▶ _Stated task_
Quote every line below exactly as it reads.
%%
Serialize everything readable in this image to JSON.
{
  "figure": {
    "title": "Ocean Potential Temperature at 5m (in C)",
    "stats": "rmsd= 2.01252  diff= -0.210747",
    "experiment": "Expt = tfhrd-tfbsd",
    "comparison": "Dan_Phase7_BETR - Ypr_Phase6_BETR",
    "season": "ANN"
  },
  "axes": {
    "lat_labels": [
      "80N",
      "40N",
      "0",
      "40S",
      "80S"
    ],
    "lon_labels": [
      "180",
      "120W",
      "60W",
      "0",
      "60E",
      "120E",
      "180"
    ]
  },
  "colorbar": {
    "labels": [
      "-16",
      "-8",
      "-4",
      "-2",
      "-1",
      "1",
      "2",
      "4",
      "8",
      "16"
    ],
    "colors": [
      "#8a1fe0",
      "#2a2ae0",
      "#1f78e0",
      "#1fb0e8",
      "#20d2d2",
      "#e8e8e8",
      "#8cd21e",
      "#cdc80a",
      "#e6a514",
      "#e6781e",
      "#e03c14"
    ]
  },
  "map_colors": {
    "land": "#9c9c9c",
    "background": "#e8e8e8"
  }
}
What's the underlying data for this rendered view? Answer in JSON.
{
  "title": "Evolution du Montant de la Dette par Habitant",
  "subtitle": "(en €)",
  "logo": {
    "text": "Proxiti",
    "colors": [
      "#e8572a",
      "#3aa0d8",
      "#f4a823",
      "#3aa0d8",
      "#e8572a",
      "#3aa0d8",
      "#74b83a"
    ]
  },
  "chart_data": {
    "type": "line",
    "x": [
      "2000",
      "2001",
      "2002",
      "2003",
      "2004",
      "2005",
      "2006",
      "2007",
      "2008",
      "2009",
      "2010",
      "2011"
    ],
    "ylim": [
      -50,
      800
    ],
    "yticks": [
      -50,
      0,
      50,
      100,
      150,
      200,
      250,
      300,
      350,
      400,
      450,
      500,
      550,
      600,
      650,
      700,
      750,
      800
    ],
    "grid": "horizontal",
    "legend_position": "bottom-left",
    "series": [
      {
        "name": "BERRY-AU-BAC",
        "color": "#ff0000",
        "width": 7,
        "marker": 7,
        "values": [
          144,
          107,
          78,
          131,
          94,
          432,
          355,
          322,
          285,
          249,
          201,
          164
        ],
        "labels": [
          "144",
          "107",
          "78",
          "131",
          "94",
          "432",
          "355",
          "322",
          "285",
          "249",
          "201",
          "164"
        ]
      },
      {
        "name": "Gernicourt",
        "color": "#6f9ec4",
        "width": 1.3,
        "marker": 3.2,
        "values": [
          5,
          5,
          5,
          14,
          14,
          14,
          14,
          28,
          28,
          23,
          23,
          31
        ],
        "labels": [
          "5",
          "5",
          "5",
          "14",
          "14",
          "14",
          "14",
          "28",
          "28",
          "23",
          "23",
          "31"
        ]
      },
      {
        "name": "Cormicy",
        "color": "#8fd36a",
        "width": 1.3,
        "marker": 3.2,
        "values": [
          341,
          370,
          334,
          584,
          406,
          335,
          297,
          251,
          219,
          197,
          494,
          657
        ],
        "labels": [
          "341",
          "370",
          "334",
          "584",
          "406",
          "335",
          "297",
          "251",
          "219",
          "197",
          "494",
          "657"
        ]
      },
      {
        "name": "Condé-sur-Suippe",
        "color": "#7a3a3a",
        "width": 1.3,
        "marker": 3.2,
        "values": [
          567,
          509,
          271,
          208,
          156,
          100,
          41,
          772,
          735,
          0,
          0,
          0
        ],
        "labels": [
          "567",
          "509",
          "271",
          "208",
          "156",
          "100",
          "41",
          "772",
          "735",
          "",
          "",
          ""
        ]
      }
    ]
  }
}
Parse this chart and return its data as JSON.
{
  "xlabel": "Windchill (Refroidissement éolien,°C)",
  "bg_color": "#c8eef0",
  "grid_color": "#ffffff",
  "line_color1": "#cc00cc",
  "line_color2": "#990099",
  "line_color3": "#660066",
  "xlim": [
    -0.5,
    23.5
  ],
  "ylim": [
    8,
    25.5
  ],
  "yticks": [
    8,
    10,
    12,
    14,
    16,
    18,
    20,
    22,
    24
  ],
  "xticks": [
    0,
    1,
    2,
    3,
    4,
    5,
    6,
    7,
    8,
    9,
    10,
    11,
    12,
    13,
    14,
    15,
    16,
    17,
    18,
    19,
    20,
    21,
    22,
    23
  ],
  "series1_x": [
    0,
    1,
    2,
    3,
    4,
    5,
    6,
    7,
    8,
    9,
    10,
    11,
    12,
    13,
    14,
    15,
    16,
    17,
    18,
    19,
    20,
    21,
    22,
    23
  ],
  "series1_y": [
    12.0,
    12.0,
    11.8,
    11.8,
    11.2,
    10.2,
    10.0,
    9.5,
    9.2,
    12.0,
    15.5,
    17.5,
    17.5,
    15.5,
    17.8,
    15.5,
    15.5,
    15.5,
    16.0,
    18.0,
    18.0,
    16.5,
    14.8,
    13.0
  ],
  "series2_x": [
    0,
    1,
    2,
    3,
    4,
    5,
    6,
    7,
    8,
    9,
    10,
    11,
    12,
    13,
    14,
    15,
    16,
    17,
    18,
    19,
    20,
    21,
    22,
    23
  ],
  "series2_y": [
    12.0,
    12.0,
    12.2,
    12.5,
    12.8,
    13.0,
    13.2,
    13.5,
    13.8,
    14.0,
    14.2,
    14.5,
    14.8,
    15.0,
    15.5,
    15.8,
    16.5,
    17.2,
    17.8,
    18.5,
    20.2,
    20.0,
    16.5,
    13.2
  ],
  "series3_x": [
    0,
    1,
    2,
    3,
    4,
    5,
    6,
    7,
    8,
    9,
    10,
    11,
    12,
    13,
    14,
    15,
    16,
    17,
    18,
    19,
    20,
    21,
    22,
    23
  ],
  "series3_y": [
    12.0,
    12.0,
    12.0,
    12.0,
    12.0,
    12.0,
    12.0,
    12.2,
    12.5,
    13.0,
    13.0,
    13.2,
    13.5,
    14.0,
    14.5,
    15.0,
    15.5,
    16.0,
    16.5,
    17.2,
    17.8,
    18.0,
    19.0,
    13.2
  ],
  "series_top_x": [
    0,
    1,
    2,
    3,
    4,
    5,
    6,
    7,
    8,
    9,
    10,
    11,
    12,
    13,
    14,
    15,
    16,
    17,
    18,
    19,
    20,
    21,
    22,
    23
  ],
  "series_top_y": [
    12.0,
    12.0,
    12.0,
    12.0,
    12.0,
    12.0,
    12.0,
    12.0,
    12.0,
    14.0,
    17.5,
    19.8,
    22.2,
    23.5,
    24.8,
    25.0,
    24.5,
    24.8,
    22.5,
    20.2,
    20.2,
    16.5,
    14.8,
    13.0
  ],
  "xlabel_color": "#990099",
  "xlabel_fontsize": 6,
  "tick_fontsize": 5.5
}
%%
▶ _Complete answer_
Serialize everything readable in this image to JSON.
{
  "figure": {
    "title": "Ocean Potential Temperature at 5m (in C)",
    "stats": "rmsd= 2.01252  diff= -0.210747",
    "experiment": "Expt = tfhrd-tfbsd",
    "comparison": "Dan_Phase7_BETR - Ypr_Phase6_BETR",
    "season": "ANN"
  },
  "axes": {
    "lat_labels": [
      "80N",
      "40N",
      "0",
      "40S",
      "80S"
    ],
    "lon_labels": [
      "180",
      "120W",
      "60W",
      "0",
      "60E",
      "120E",
      "180"
    ]
  },
  "colorbar": {
    "labels": [
      "-16",
      "-8",
      "-4",
      "-2",
      "-1",
      "1",
      "2",
      "4",
      "8",
      "16"
    ],
    "colors": [
      "#8a1fe0",
      "#2a2ae0",
      "#1f78e0",
      "#1fb0e8",
      "#20d2d2",
      "#e8e8e8",
      "#8cd21e",
      "#cdc80a",
      "#e6a514",
      "#e6781e",
      "#e03c14"
    ]
  },
  "map_colors": {
    "land": "#9c9c9c",
    "background": "#e8e8e8"
  }
}
What's the underlying data for this rendered view? Answer in JSON.
{
  "title": "Evolution du Montant de la Dette par Habitant",
  "subtitle": "(en €)",
  "logo": {
    "text": "Proxiti",
    "colors": [
      "#e8572a",
      "#3aa0d8",
      "#f4a823",
      "#3aa0d8",
      "#e8572a",
      "#3aa0d8",
      "#74b83a"
    ]
  },
  "chart_data": {
    "type": "line",
    "x": [
      "2000",
      "2001",
      "2002",
      "2003",
      "2004",
      "2005",
      "2006",
      "2007",
      "2008",
      "2009",
      "2010",
      "2011"
    ],
    "ylim": [
      -50,
      800
    ],
    "yticks": [
      -50,
      0,
      50,
      100,
      150,
      200,
      250,
      300,
      350,
      400,
      450,
      500,
      550,
      600,
      650,
      700,
      750,
      800
    ],
    "grid": "horizontal",
    "legend_position": "bottom-left",
    "series": [
      {
        "name": "BERRY-AU-BAC",
        "color": "#ff0000",
        "width": 7,
        "marker": 7,
        "values": [
          144,
          107,
          78,
          131,
          94,
          432,
          355,
          322,
          285,
          249,
          201,
          164
        ],
        "labels": [
          "144",
          "107",
          "78",
          "131",
          "94",
          "432",
          "355",
          "322",
          "285",
          "249",
          "201",
          "164"
        ]
      },
      {
        "name": "Gernicourt",
        "color": "#6f9ec4",
        "width": 1.3,
        "marker": 3.2,
        "values": [
          5,
          5,
          5,
          14,
          14,
          14,
          14,
          28,
          28,
          23,
          23,
          31
        ],
        "labels": [
          "5",
          "5",
          "5",
          "14",
          "14",
          "14",
          "14",
          "28",
          "28",
          "23",
          "23",
          "31"
        ]
      },
      {
        "name": "Cormicy",
        "color": "#8fd36a",
        "width": 1.3,
        "marker": 3.2,
        "values": [
          341,
          370,
          334,
          584,
          406,
          335,
          297,
          251,
          219,
          197,
          494,
          657
        ],
        "labels": [
          "341",
          "370",
          "334",
          "584",
          "406",
          "335",
          "297",
          "251",
          "219",
          "197",
          "494",
          "657"
        ]
      },
      {
        "name": "Condé-sur-Suippe",
        "color": "#7a3a3a",
        "width": 1.3,
        "marker": 3.2,
        "values": [
          567,
          509,
          271,
          208,
          156,
          100,
          41,
          772,
          735,
          0,
          0,
          0
        ],
        "labels": [
          "567",
          "509",
          "271",
          "208",
          "156",
          "100",
          "41",
          "772",
          "735",
          "",
          "",
          ""
        ]
      }
    ]
  }
}
Parse this chart and return its data as JSON.
{
  "xlabel": "Windchill (Refroidissement éolien,°C)",
  "bg_color": "#c8eef0",
  "grid_color": "#ffffff",
  "line_color1": "#cc00cc",
  "line_color2": "#990099",
  "line_color3": "#660066",
  "xlim": [
    -0.5,
    23.5
  ],
  "ylim": [
    8,
    25.5
  ],
  "yticks": [
    8,
    10,
    12,
    14,
    16,
    18,
    20,
    22,
    24
  ],
  "xticks": [
    0,
    1,
    2,
    3,
    4,
    5,
    6,
    7,
    8,
    9,
    10,
    11,
    12,
    13,
    14,
    15,
    16,
    17,
    18,
    19,
    20,
    21,
    22,
    23
  ],
  "series1_x": [
    0,
    1,
    2,
    3,
    4,
    5,
    6,
    7,
    8,
    9,
    10,
    11,
    12,
    13,
    14,
    15,
    16,
    17,
    18,
    19,
    20,
    21,
    22,
    23
  ],
  "series1_y": [
    12.0,
    12.0,
    11.8,
    11.8,
    11.2,
    10.2,
    10.0,
    9.5,
    9.2,
    12.0,
    15.5,
    17.5,
    17.5,
    15.5,
    17.8,
    15.5,
    15.5,
    15.5,
    16.0,
    18.0,
    18.0,
    16.5,
    14.8,
    13.0
  ],
  "series2_x": [
    0,
    1,
    2,
    3,
    4,
    5,
    6,
    7,
    8,
    9,
    10,
    11,
    12,
    13,
    14,
    15,
    16,
    17,
    18,
    19,
    20,
    21,
    22,
    23
  ],
  "series2_y": [
    12.0,
    12.0,
    12.2,
    12.5,
    12.8,
    13.0,
    13.2,
    13.5,
    13.8,
    14.0,
    14.2,
    14.5,
    14.8,
    15.0,
    15.5,
    15.8,
    16.5,
    17.2,
    17.8,
    18.5,
    20.2,
    20.0,
    16.5,
    13.2
  ],
  "series3_x": [
    0,
    1,
    2,
    3,
    4,
    5,
    6,
    7,
    8,
    9,
    10,
    11,
    12,
    13,
    14,
    15,
    16,
    17,
    18,
    19,
    20,
    21,
    22,
    23
  ],
  "series3_y": [
    12.0,
    12.0,
    12.0,
    12.0,
    12.0,
    12.0,
    12.0,
    12.2,
    12.5,
    13.0,
    13.0,
    13.2,
    13.5,
    14.0,
    14.5,
    15.0,
    15.5,
    16.0,
    16.5,
    17.2,
    17.8,
    18.0,
    19.0,
    13.2
  ],
  "series_top_x": [
    0,
    1,
    2,
    3,
    4,
    5,
    6,
    7,
    8,
    9,
    10,
    11,
    12,
    13,
    14,
    15,
    16,
    17,
    18,
    19,
    20,
    21,
    22,
    23
  ],
  "series_top_y": [
    12.0,
    12.0,
    12.0,
    12.0,
    12.0,
    12.0,
    12.0,
    12.0,
    12.0,
    14.0,
    17.5,
    19.8,
    22.2,
    23.5,
    24.8,
    25.0,
    24.5,
    24.8,
    22.5,
    20.2,
    20.2,
    16.5,
    14.8,
    13.0
  ],
  "xlabel_color": "#990099",
  "xlabel_fontsize": 6,
  "tick_fontsize": 5.5
}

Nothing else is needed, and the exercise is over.